* _Directions for this task_
Drop every picture, then transcribe the remaining data exactly.

* _Raw data_

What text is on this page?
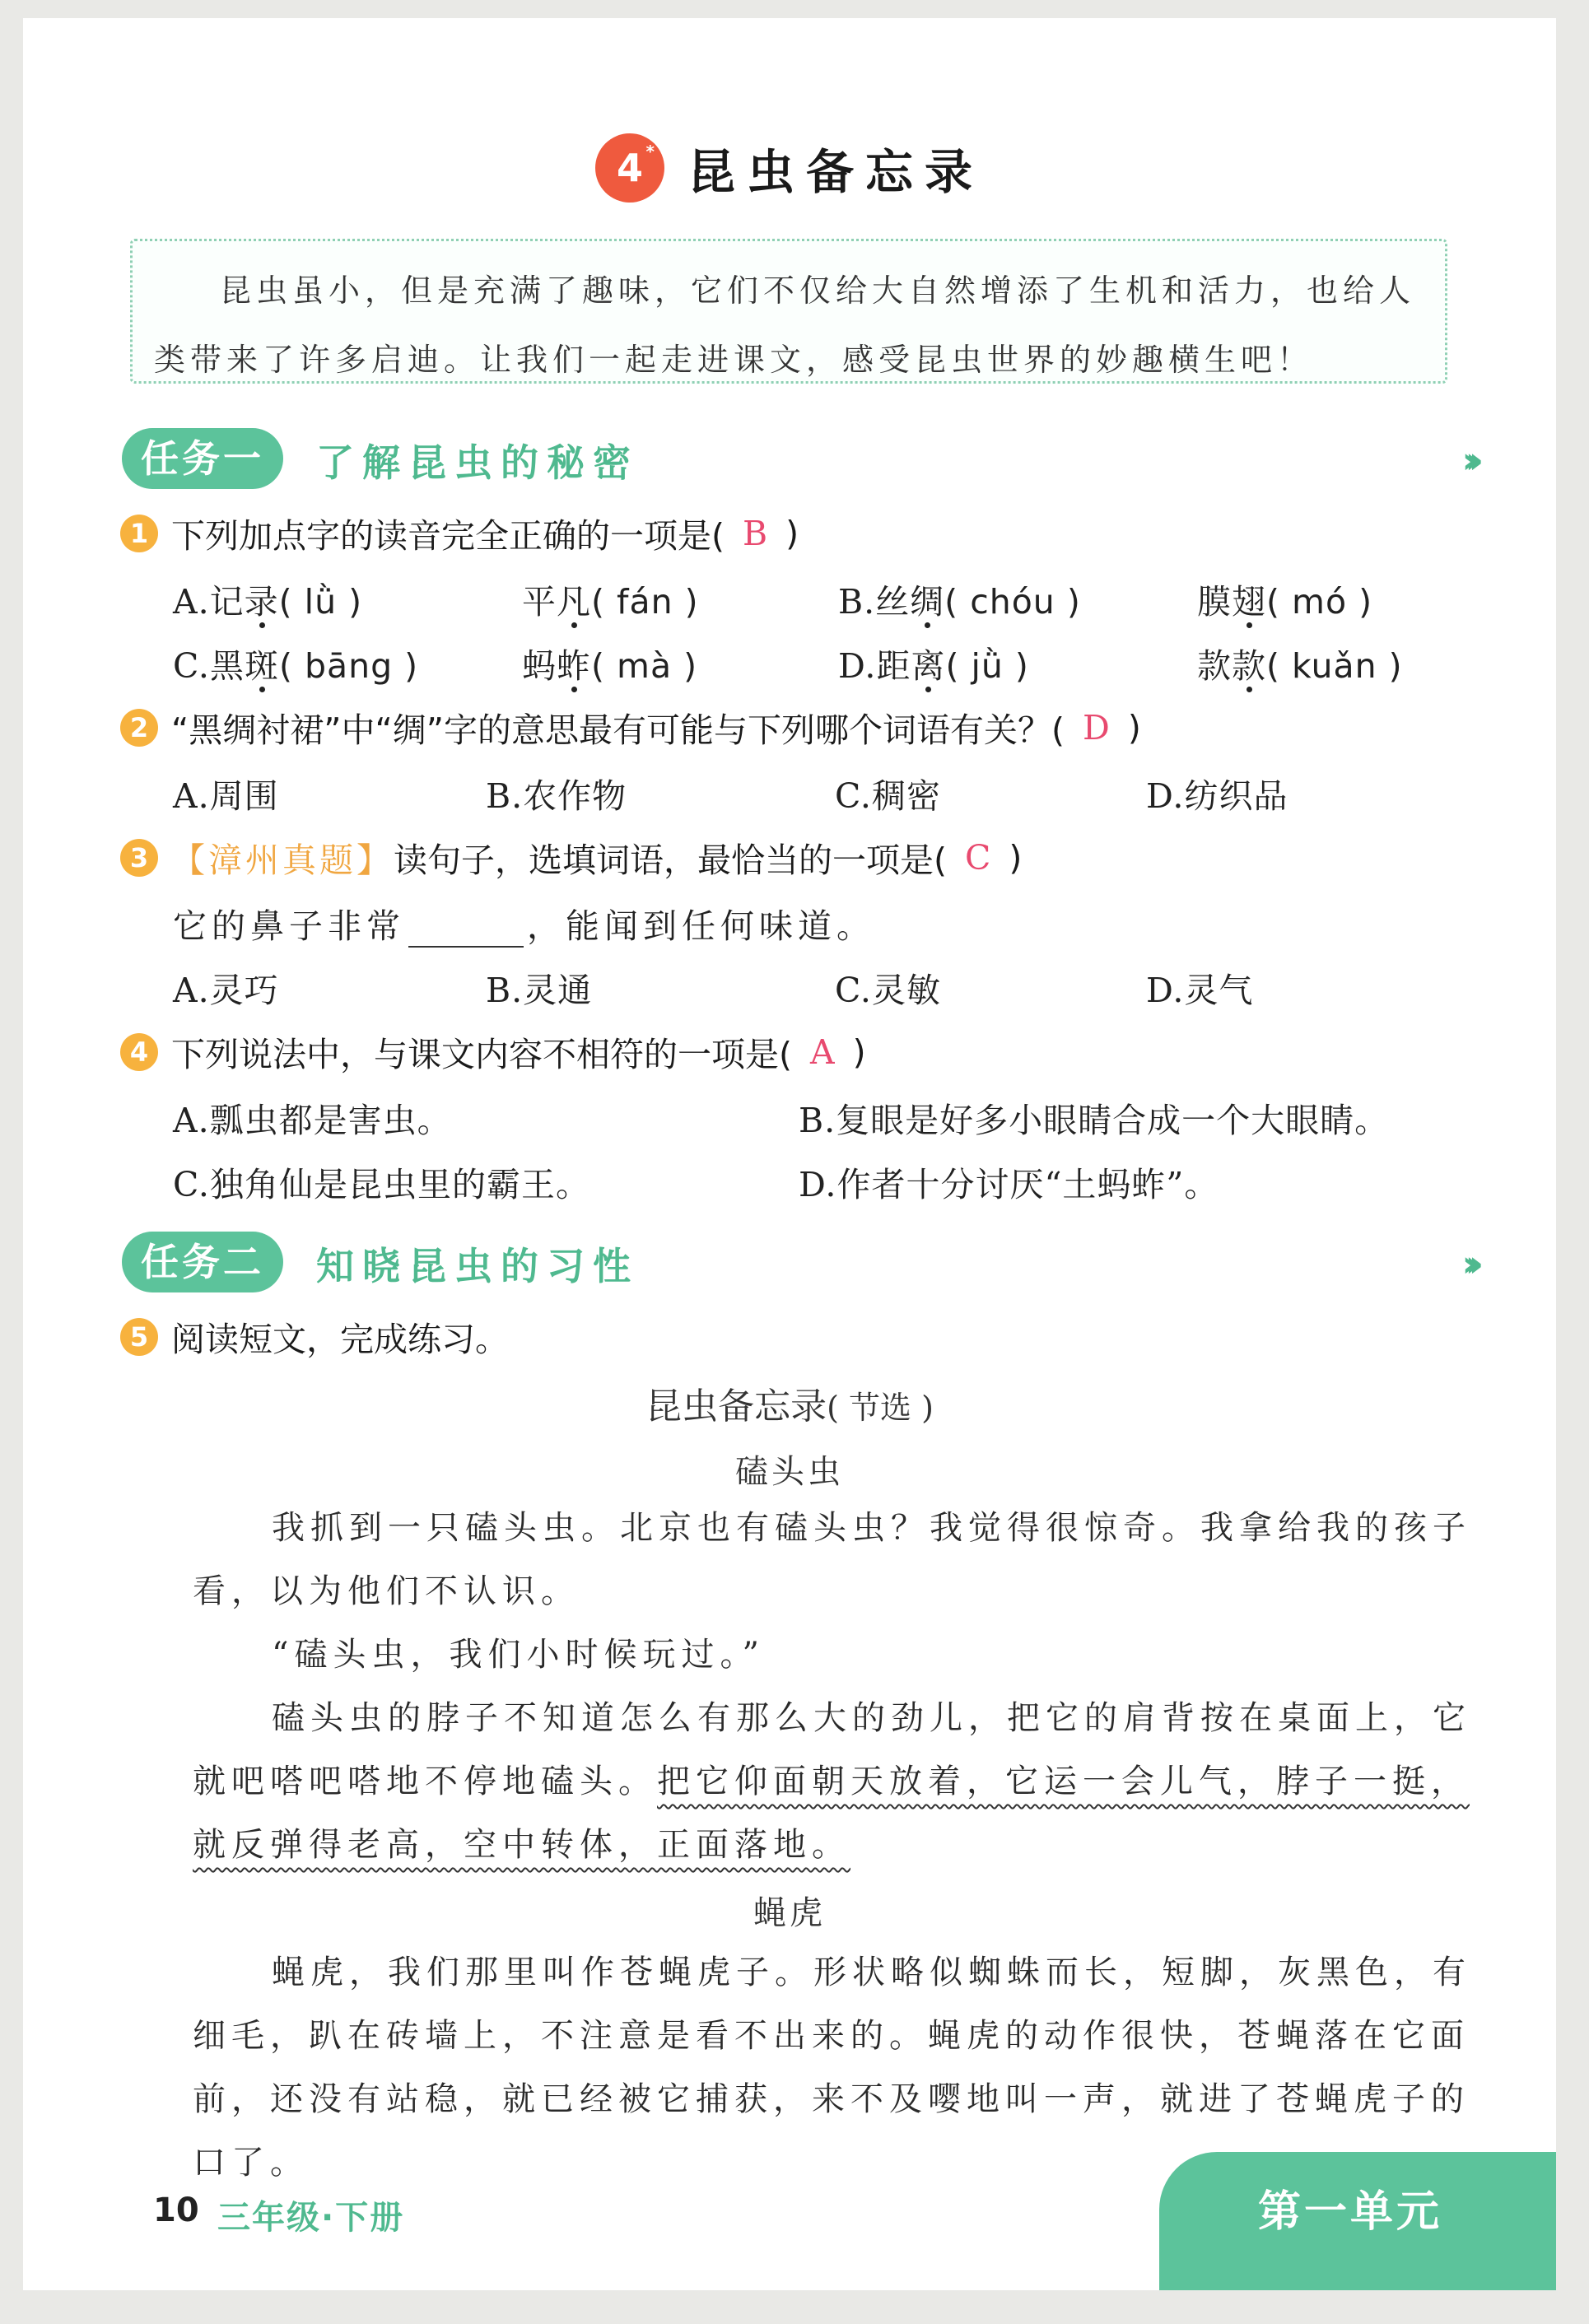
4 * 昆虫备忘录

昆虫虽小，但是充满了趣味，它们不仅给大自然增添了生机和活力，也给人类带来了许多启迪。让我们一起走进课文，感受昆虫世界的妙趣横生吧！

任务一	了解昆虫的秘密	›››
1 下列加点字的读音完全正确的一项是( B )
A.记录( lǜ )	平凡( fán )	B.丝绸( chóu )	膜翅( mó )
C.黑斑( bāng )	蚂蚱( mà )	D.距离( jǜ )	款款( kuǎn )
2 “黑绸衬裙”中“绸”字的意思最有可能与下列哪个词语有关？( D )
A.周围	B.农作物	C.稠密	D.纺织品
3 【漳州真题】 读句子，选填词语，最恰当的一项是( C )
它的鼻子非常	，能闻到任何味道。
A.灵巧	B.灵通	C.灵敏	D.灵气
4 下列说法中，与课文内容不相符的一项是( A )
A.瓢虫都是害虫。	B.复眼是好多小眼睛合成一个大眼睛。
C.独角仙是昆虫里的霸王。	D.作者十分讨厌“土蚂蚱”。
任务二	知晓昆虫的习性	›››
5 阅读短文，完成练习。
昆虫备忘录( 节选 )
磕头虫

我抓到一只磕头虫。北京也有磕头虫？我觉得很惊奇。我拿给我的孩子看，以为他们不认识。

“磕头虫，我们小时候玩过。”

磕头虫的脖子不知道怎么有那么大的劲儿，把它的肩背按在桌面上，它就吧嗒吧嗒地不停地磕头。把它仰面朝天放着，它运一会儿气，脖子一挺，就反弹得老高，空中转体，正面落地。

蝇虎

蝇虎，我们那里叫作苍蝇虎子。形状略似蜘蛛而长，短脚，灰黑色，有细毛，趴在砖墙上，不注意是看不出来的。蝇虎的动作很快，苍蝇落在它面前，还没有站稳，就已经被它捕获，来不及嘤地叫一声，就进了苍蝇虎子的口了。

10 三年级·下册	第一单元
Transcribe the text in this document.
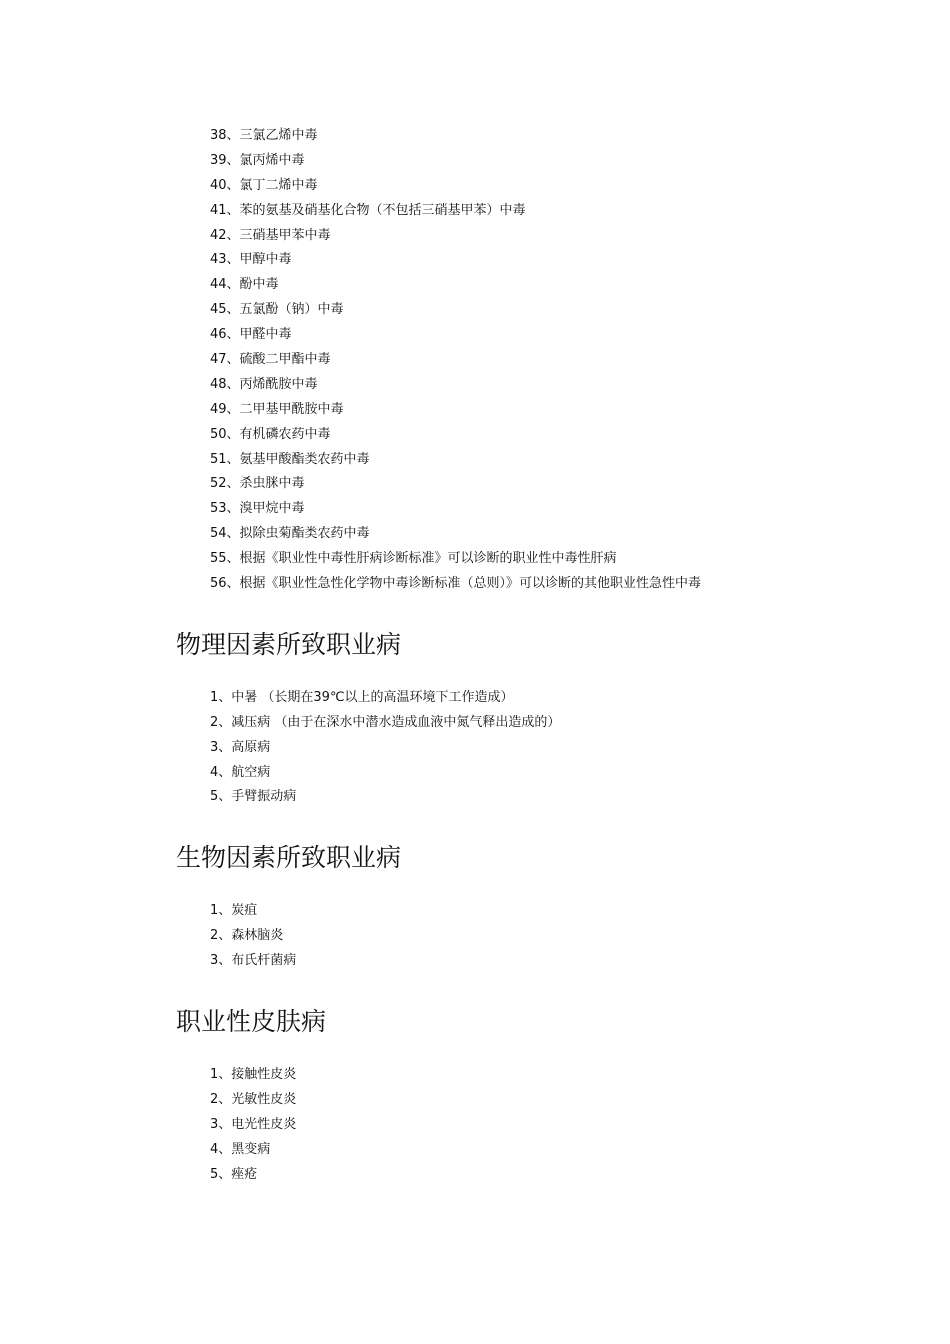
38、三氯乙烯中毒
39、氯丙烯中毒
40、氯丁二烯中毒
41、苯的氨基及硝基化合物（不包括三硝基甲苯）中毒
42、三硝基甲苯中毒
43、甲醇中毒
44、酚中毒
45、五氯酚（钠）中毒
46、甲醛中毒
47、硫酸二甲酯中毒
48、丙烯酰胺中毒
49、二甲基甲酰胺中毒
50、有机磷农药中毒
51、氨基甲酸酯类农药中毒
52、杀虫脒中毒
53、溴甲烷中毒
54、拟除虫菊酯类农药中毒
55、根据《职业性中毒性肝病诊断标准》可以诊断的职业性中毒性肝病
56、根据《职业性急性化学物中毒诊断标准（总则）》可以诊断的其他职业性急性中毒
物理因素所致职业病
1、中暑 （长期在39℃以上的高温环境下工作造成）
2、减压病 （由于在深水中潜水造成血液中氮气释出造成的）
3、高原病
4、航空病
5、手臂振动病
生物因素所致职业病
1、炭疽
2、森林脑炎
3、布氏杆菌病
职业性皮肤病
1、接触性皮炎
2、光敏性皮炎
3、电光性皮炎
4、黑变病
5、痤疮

* _Answer in full_
What text is on this page?
4 * 昆虫备忘录

昆虫虽小，但是充满了趣味，它们不仅给大自然增添了生机和活力，也给人类带来了许多启迪。让我们一起走进课文，感受昆虫世界的妙趣横生吧！

任务一	了解昆虫的秘密	›››
1 下列加点字的读音完全正确的一项是( B )
A.记录( lǜ )	平凡( fán )	B.丝绸( chóu )	膜翅( mó )
C.黑斑( bāng )	蚂蚱( mà )	D.距离( jǜ )	款款( kuǎn )
2 “黑绸衬裙”中“绸”字的意思最有可能与下列哪个词语有关？( D )
A.周围	B.农作物	C.稠密	D.纺织品
3 【漳州真题】 读句子，选填词语，最恰当的一项是( C )
它的鼻子非常	，能闻到任何味道。
A.灵巧	B.灵通	C.灵敏	D.灵气
4 下列说法中，与课文内容不相符的一项是( A )
A.瓢虫都是害虫。	B.复眼是好多小眼睛合成一个大眼睛。
C.独角仙是昆虫里的霸王。	D.作者十分讨厌“土蚂蚱”。
任务二	知晓昆虫的习性	›››
5 阅读短文，完成练习。
昆虫备忘录( 节选 )
磕头虫

我抓到一只磕头虫。北京也有磕头虫？我觉得很惊奇。我拿给我的孩子看，以为他们不认识。

“磕头虫，我们小时候玩过。”

磕头虫的脖子不知道怎么有那么大的劲儿，把它的肩背按在桌面上，它就吧嗒吧嗒地不停地磕头。把它仰面朝天放着，它运一会儿气，脖子一挺，就反弹得老高，空中转体，正面落地。

蝇虎

蝇虎，我们那里叫作苍蝇虎子。形状略似蜘蛛而长，短脚，灰黑色，有细毛，趴在砖墙上，不注意是看不出来的。蝇虎的动作很快，苍蝇落在它面前，还没有站稳，就已经被它捕获，来不及嘤地叫一声，就进了苍蝇虎子的口了。

10 三年级·下册	第一单元
Transcribe the text in this document.
38、三氯乙烯中毒
39、氯丙烯中毒
40、氯丁二烯中毒
41、苯的氨基及硝基化合物（不包括三硝基甲苯）中毒
42、三硝基甲苯中毒
43、甲醇中毒
44、酚中毒
45、五氯酚（钠）中毒
46、甲醛中毒
47、硫酸二甲酯中毒
48、丙烯酰胺中毒
49、二甲基甲酰胺中毒
50、有机磷农药中毒
51、氨基甲酸酯类农药中毒
52、杀虫脒中毒
53、溴甲烷中毒
54、拟除虫菊酯类农药中毒
55、根据《职业性中毒性肝病诊断标准》可以诊断的职业性中毒性肝病
56、根据《职业性急性化学物中毒诊断标准（总则）》可以诊断的其他职业性急性中毒
物理因素所致职业病
1、中暑 （长期在39℃以上的高温环境下工作造成）
2、减压病 （由于在深水中潜水造成血液中氮气释出造成的）
3、高原病
4、航空病
5、手臂振动病
生物因素所致职业病
1、炭疽
2、森林脑炎
3、布氏杆菌病
职业性皮肤病
1、接触性皮炎
2、光敏性皮炎
3、电光性皮炎
4、黑变病
5、痤疮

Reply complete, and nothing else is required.